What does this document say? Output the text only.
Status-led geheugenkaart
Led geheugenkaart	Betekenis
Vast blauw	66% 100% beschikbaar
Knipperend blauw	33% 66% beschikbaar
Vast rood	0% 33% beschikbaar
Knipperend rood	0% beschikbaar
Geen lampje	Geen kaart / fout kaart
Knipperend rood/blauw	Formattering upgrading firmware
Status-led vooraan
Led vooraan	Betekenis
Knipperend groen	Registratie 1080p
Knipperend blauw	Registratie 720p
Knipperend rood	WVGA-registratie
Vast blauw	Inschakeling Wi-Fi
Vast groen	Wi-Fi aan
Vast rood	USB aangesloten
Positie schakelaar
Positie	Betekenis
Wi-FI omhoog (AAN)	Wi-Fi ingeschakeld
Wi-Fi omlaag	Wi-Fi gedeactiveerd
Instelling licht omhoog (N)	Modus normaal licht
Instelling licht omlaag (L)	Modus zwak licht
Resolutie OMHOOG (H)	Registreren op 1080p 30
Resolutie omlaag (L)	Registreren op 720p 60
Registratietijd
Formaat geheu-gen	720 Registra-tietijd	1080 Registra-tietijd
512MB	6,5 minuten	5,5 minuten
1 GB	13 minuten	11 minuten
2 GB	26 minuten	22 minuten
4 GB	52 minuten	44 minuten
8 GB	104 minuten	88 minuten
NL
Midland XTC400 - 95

########

# Short problem
Set down every line of the listing above again, exactly as given.

# Task answer
What does this document say? Output the text only.
Status-led geheugenkaart
Led geheugenkaart	Betekenis
Vast blauw	66% 100% beschikbaar
Knipperend blauw	33% 66% beschikbaar
Vast rood	0% 33% beschikbaar
Knipperend rood	0% beschikbaar
Geen lampje	Geen kaart / fout kaart
Knipperend rood/blauw	Formattering upgrading firmware
Status-led vooraan
Led vooraan	Betekenis
Knipperend groen	Registratie 1080p
Knipperend blauw	Registratie 720p
Knipperend rood	WVGA-registratie
Vast blauw	Inschakeling Wi-Fi
Vast groen	Wi-Fi aan
Vast rood	USB aangesloten
Positie schakelaar
Positie	Betekenis
Wi-FI omhoog (AAN)	Wi-Fi ingeschakeld
Wi-Fi omlaag	Wi-Fi gedeactiveerd
Instelling licht omhoog (N)	Modus normaal licht
Instelling licht omlaag (L)	Modus zwak licht
Resolutie OMHOOG (H)	Registreren op 1080p 30
Resolutie omlaag (L)	Registreren op 720p 60
Registratietijd
Formaat geheu-gen	720 Registra-tietijd	1080 Registra-tietijd
512MB	6,5 minuten	5,5 minuten
1 GB	13 minuten	11 minuten
2 GB	26 minuten	22 minuten
4 GB	52 minuten	44 minuten
8 GB	104 minuten	88 minuten
NL
Midland XTC400 - 95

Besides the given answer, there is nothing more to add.